## STATED EXERCISE
Every record must be repeated exactly; omit any pictures they contain.
▬▬▬▬▬▬
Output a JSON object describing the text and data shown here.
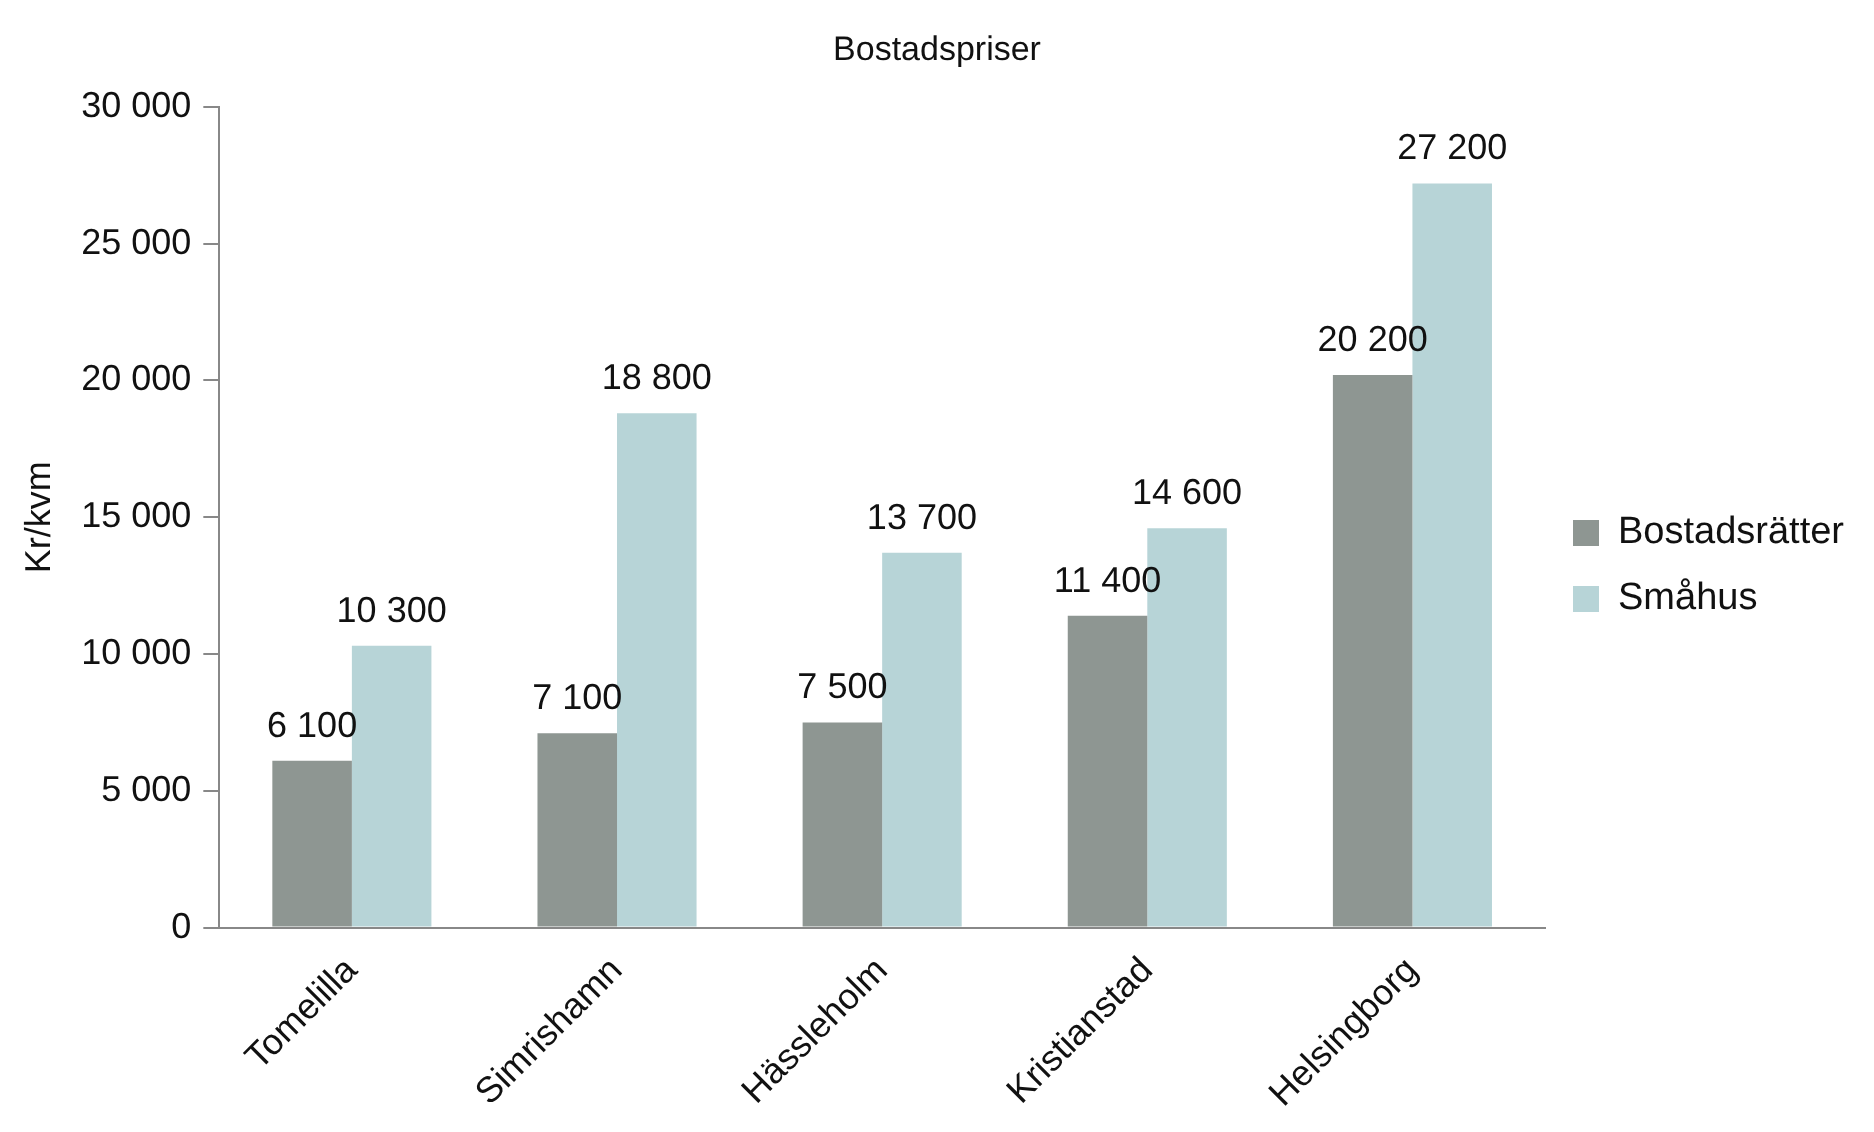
{
  "chart_data": {
    "type": "bar",
    "title": "Bostadspriser",
    "ylabel": "Kr/kvm",
    "categories": [
      "Tomelilla",
      "Simrishamn",
      "Hässleholm",
      "Kristianstad",
      "Helsingborg"
    ],
    "series": [
      {
        "name": "Bostadsrätter",
        "color": "#8e9692",
        "values": [
          6100,
          7100,
          7500,
          11400,
          20200
        ],
        "value_labels": [
          "6 100",
          "7 100",
          "7 500",
          "11 400",
          "20 200"
        ]
      },
      {
        "name": "Småhus",
        "color": "#b7d4d7",
        "values": [
          10300,
          18800,
          13700,
          14600,
          27200
        ],
        "value_labels": [
          "10 300",
          "18 800",
          "13 700",
          "14 600",
          "27 200"
        ]
      }
    ],
    "ylim": [
      0,
      30000
    ],
    "yticks": [
      {
        "value": 0,
        "label": "0"
      },
      {
        "value": 5000,
        "label": "5 000"
      },
      {
        "value": 10000,
        "label": "10 000"
      },
      {
        "value": 15000,
        "label": "15 000"
      },
      {
        "value": 20000,
        "label": "20 000"
      },
      {
        "value": 25000,
        "label": "25 000"
      },
      {
        "value": 30000,
        "label": "30 000"
      }
    ],
    "grid": false,
    "legend": "right"
  }
}
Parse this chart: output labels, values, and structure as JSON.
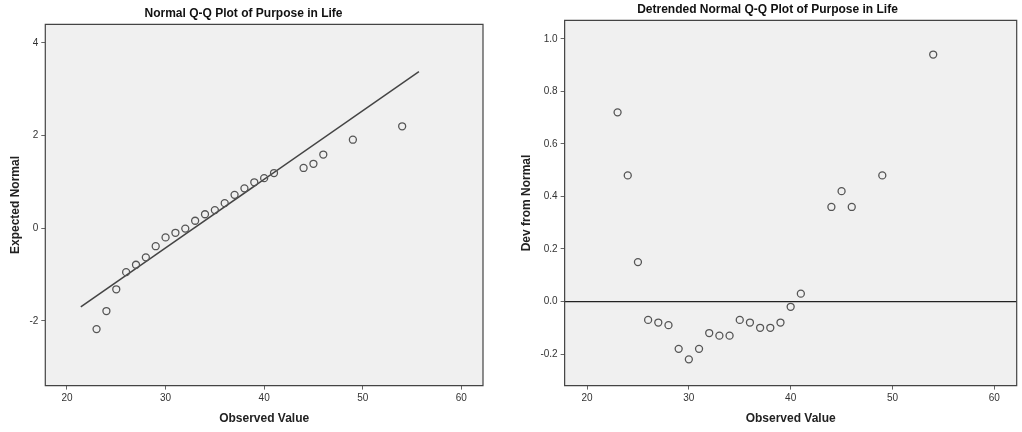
{
  "chart_data": [
    {
      "type": "scatter",
      "title": "Normal Q-Q Plot of Purpose in Life",
      "xlabel": "Observed Value",
      "ylabel": "Expected Normal",
      "xlim": [
        17.8,
        62.2
      ],
      "xticks": [
        20,
        30,
        40,
        50,
        60
      ],
      "ylim": [
        -3.4,
        4.4
      ],
      "yticks": [
        -2,
        0,
        2,
        4
      ],
      "legend": false,
      "series": [
        {
          "color": "#555555",
          "marker": "circle",
          "x": [
            23,
            24,
            25,
            26,
            27,
            28,
            29,
            30,
            31,
            32,
            33,
            34,
            35,
            36,
            37,
            38,
            39,
            40,
            41,
            44,
            45,
            46,
            49,
            54
          ],
          "values": [
            -2.18,
            -1.79,
            -1.32,
            -0.95,
            -0.79,
            -0.63,
            -0.39,
            -0.2,
            -0.1,
            -0.01,
            0.16,
            0.3,
            0.39,
            0.54,
            0.72,
            0.86,
            0.99,
            1.08,
            1.19,
            1.3,
            1.39,
            1.59,
            1.91,
            2.2
          ]
        },
        {
          "type": "line",
          "color": "#444444",
          "marker": "none",
          "x": [
            21.4,
            55.7
          ],
          "values": [
            -1.7,
            3.38
          ]
        }
      ]
    },
    {
      "type": "scatter",
      "title": "Detrended Normal Q-Q Plot of Purpose in Life",
      "xlabel": "Observed Value",
      "ylabel": "Dev from Normal",
      "xlim": [
        17.8,
        62.2
      ],
      "xticks": [
        20,
        30,
        40,
        50,
        60
      ],
      "ylim": [
        -0.32,
        1.07
      ],
      "yticks": [
        {
          "value": -0.2,
          "label": "-0.2"
        },
        {
          "value": 0,
          "label": "0.0"
        },
        {
          "value": 0.2,
          "label": "0.2"
        },
        {
          "value": 0.4,
          "label": "0.4"
        },
        {
          "value": 0.6,
          "label": "0.6"
        },
        {
          "value": 0.8,
          "label": "0.8"
        },
        {
          "value": 1,
          "label": "1.0"
        }
      ],
      "legend": false,
      "marker": "circle",
      "ref_lines": [
        {
          "axis": "y",
          "value": 0,
          "color": "#222222"
        }
      ],
      "series": [
        {
          "color": "#555555",
          "x": [
            23,
            24,
            25,
            26,
            27,
            28,
            29,
            30,
            31,
            32,
            33,
            34,
            35,
            36,
            37,
            38,
            39,
            40,
            41,
            44,
            45,
            46,
            49,
            54
          ],
          "values": [
            0.72,
            0.48,
            0.15,
            -0.07,
            -0.08,
            -0.09,
            -0.18,
            -0.22,
            -0.18,
            -0.12,
            -0.13,
            -0.13,
            -0.07,
            -0.08,
            -0.1,
            -0.1,
            -0.08,
            -0.02,
            0.03,
            0.36,
            0.42,
            0.36,
            0.48,
            0.94
          ]
        }
      ]
    }
  ]
}
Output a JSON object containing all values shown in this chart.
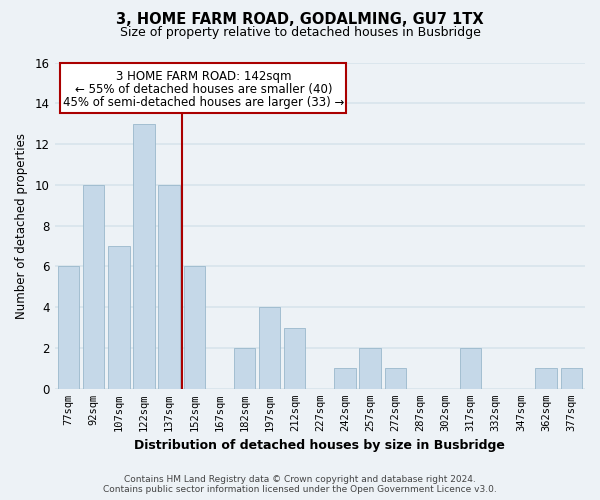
{
  "title": "3, HOME FARM ROAD, GODALMING, GU7 1TX",
  "subtitle": "Size of property relative to detached houses in Busbridge",
  "xlabel": "Distribution of detached houses by size in Busbridge",
  "ylabel": "Number of detached properties",
  "bar_labels": [
    "77sqm",
    "92sqm",
    "107sqm",
    "122sqm",
    "137sqm",
    "152sqm",
    "167sqm",
    "182sqm",
    "197sqm",
    "212sqm",
    "227sqm",
    "242sqm",
    "257sqm",
    "272sqm",
    "287sqm",
    "302sqm",
    "317sqm",
    "332sqm",
    "347sqm",
    "362sqm",
    "377sqm"
  ],
  "bar_values": [
    6,
    10,
    7,
    13,
    10,
    6,
    0,
    2,
    4,
    3,
    0,
    1,
    2,
    1,
    0,
    0,
    2,
    0,
    0,
    1,
    1
  ],
  "bar_color": "#c5d8e8",
  "bar_edge_color": "#9ab8cc",
  "vline_color": "#aa0000",
  "vline_x_index": 4.5,
  "ylim": [
    0,
    16
  ],
  "yticks": [
    0,
    2,
    4,
    6,
    8,
    10,
    12,
    14,
    16
  ],
  "annotation_title": "3 HOME FARM ROAD: 142sqm",
  "annotation_line1": "← 55% of detached houses are smaller (40)",
  "annotation_line2": "45% of semi-detached houses are larger (33) →",
  "annotation_box_facecolor": "#ffffff",
  "annotation_box_edgecolor": "#aa0000",
  "footer_line1": "Contains HM Land Registry data © Crown copyright and database right 2024.",
  "footer_line2": "Contains public sector information licensed under the Open Government Licence v3.0.",
  "background_color": "#edf2f6",
  "grid_color": "#d8e4ec"
}
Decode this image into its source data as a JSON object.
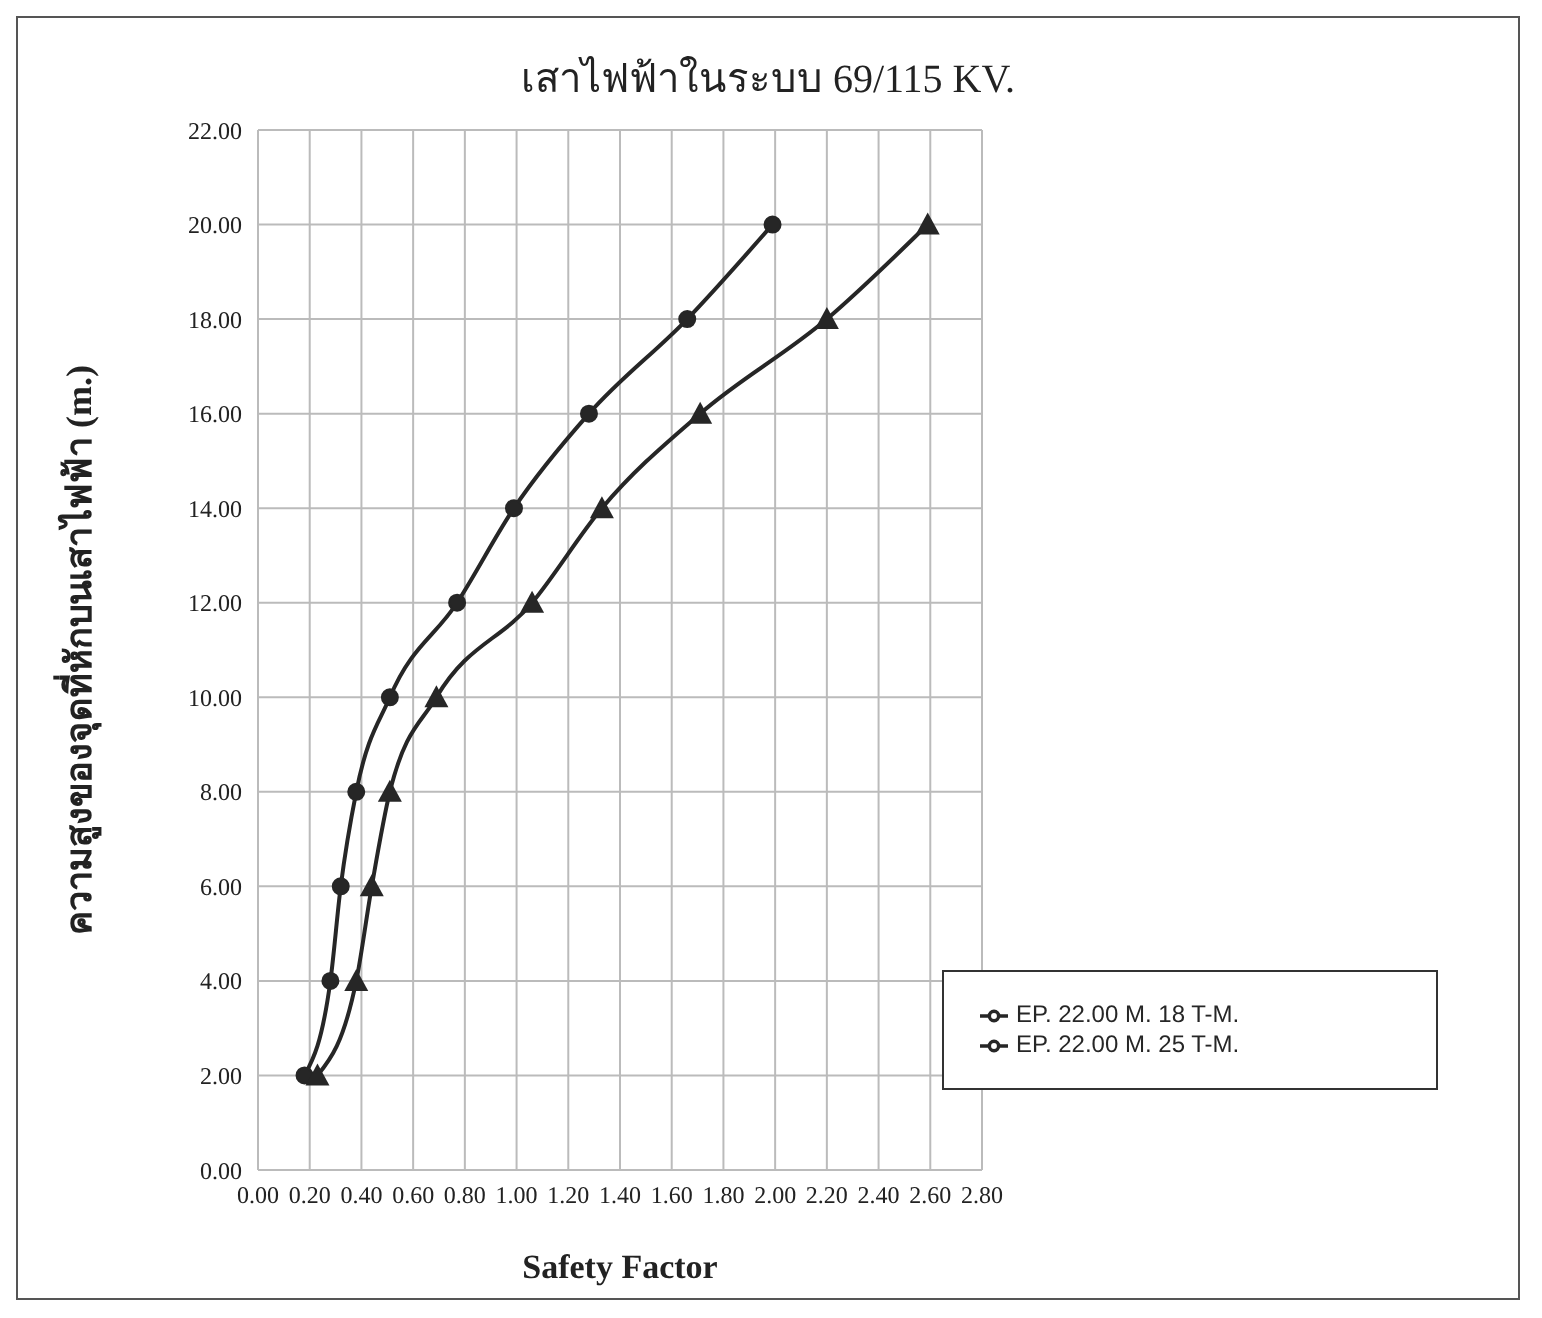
▬▬▬▬▬▬
## REPLY
Output a JSON object describing the text and data shown here.
{
  "chart_data": {
    "type": "bar",
    "title": "Bostadspriser",
    "ylabel": "Kr/kvm",
    "categories": [
      "Tomelilla",
      "Simrishamn",
      "Hässleholm",
      "Kristianstad",
      "Helsingborg"
    ],
    "series": [
      {
        "name": "Bostadsrätter",
        "color": "#8e9692",
        "values": [
          6100,
          7100,
          7500,
          11400,
          20200
        ],
        "value_labels": [
          "6 100",
          "7 100",
          "7 500",
          "11 400",
          "20 200"
        ]
      },
      {
        "name": "Småhus",
        "color": "#b7d4d7",
        "values": [
          10300,
          18800,
          13700,
          14600,
          27200
        ],
        "value_labels": [
          "10 300",
          "18 800",
          "13 700",
          "14 600",
          "27 200"
        ]
      }
    ],
    "ylim": [
      0,
      30000
    ],
    "yticks": [
      {
        "value": 0,
        "label": "0"
      },
      {
        "value": 5000,
        "label": "5 000"
      },
      {
        "value": 10000,
        "label": "10 000"
      },
      {
        "value": 15000,
        "label": "15 000"
      },
      {
        "value": 20000,
        "label": "20 000"
      },
      {
        "value": 25000,
        "label": "25 000"
      },
      {
        "value": 30000,
        "label": "30 000"
      }
    ],
    "grid": false,
    "legend": "right"
  }
}
Parse this chart: output labels, values, and structure as JSON.
{
  "chart_data": [
    {
      "type": "scatter",
      "title": "Normal Q-Q Plot of Purpose in Life",
      "xlabel": "Observed Value",
      "ylabel": "Expected Normal",
      "xlim": [
        17.8,
        62.2
      ],
      "xticks": [
        20,
        30,
        40,
        50,
        60
      ],
      "ylim": [
        -3.4,
        4.4
      ],
      "yticks": [
        -2,
        0,
        2,
        4
      ],
      "legend": false,
      "series": [
        {
          "color": "#555555",
          "marker": "circle",
          "x": [
            23,
            24,
            25,
            26,
            27,
            28,
            29,
            30,
            31,
            32,
            33,
            34,
            35,
            36,
            37,
            38,
            39,
            40,
            41,
            44,
            45,
            46,
            49,
            54
          ],
          "values": [
            -2.18,
            -1.79,
            -1.32,
            -0.95,
            -0.79,
            -0.63,
            -0.39,
            -0.2,
            -0.1,
            -0.01,
            0.16,
            0.3,
            0.39,
            0.54,
            0.72,
            0.86,
            0.99,
            1.08,
            1.19,
            1.3,
            1.39,
            1.59,
            1.91,
            2.2
          ]
        },
        {
          "type": "line",
          "color": "#444444",
          "marker": "none",
          "x": [
            21.4,
            55.7
          ],
          "values": [
            -1.7,
            3.38
          ]
        }
      ]
    },
    {
      "type": "scatter",
      "title": "Detrended Normal Q-Q Plot of Purpose in Life",
      "xlabel": "Observed Value",
      "ylabel": "Dev from Normal",
      "xlim": [
        17.8,
        62.2
      ],
      "xticks": [
        20,
        30,
        40,
        50,
        60
      ],
      "ylim": [
        -0.32,
        1.07
      ],
      "yticks": [
        {
          "value": -0.2,
          "label": "-0.2"
        },
        {
          "value": 0,
          "label": "0.0"
        },
        {
          "value": 0.2,
          "label": "0.2"
        },
        {
          "value": 0.4,
          "label": "0.4"
        },
        {
          "value": 0.6,
          "label": "0.6"
        },
        {
          "value": 0.8,
          "label": "0.8"
        },
        {
          "value": 1,
          "label": "1.0"
        }
      ],
      "legend": false,
      "marker": "circle",
      "ref_lines": [
        {
          "axis": "y",
          "value": 0,
          "color": "#222222"
        }
      ],
      "series": [
        {
          "color": "#555555",
          "x": [
            23,
            24,
            25,
            26,
            27,
            28,
            29,
            30,
            31,
            32,
            33,
            34,
            35,
            36,
            37,
            38,
            39,
            40,
            41,
            44,
            45,
            46,
            49,
            54
          ],
          "values": [
            0.72,
            0.48,
            0.15,
            -0.07,
            -0.08,
            -0.09,
            -0.18,
            -0.22,
            -0.18,
            -0.12,
            -0.13,
            -0.13,
            -0.07,
            -0.08,
            -0.1,
            -0.1,
            -0.08,
            -0.02,
            0.03,
            0.36,
            0.42,
            0.36,
            0.48,
            0.94
          ]
        }
      ]
    }
  ]
}
Output a JSON object containing all values shown in this chart.
{
  "title": "3, HOME FARM ROAD, GODALMING, GU7 1TX",
  "subtitle": "Size of property relative to detached houses in Busbridge",
  "xlabel": "Distribution of detached houses by size in Busbridge",
  "ylabel": "Number of detached properties",
  "bar_labels": [
    "77sqm",
    "92sqm",
    "107sqm",
    "122sqm",
    "137sqm",
    "152sqm",
    "167sqm",
    "182sqm",
    "197sqm",
    "212sqm",
    "227sqm",
    "242sqm",
    "257sqm",
    "272sqm",
    "287sqm",
    "302sqm",
    "317sqm",
    "332sqm",
    "347sqm",
    "362sqm",
    "377sqm"
  ],
  "bar_values": [
    6,
    10,
    7,
    13,
    10,
    6,
    0,
    2,
    4,
    3,
    0,
    1,
    2,
    1,
    0,
    0,
    2,
    0,
    0,
    1,
    1
  ],
  "bar_color": "#c5d8e8",
  "bar_edge_color": "#9ab8cc",
  "vline_color": "#aa0000",
  "vline_x_index": 4.5,
  "ylim": [
    0,
    16
  ],
  "yticks": [
    0,
    2,
    4,
    6,
    8,
    10,
    12,
    14,
    16
  ],
  "annotation_title": "3 HOME FARM ROAD: 142sqm",
  "annotation_line1": "← 55% of detached houses are smaller (40)",
  "annotation_line2": "45% of semi-detached houses are larger (33) →",
  "annotation_box_facecolor": "#ffffff",
  "annotation_box_edgecolor": "#aa0000",
  "footer_line1": "Contains HM Land Registry data © Crown copyright and database right 2024.",
  "footer_line2": "Contains public sector information licensed under the Open Government Licence v3.0.",
  "background_color": "#edf2f6",
  "grid_color": "#d8e4ec"
}
Decode this image into its source data as a JSON object.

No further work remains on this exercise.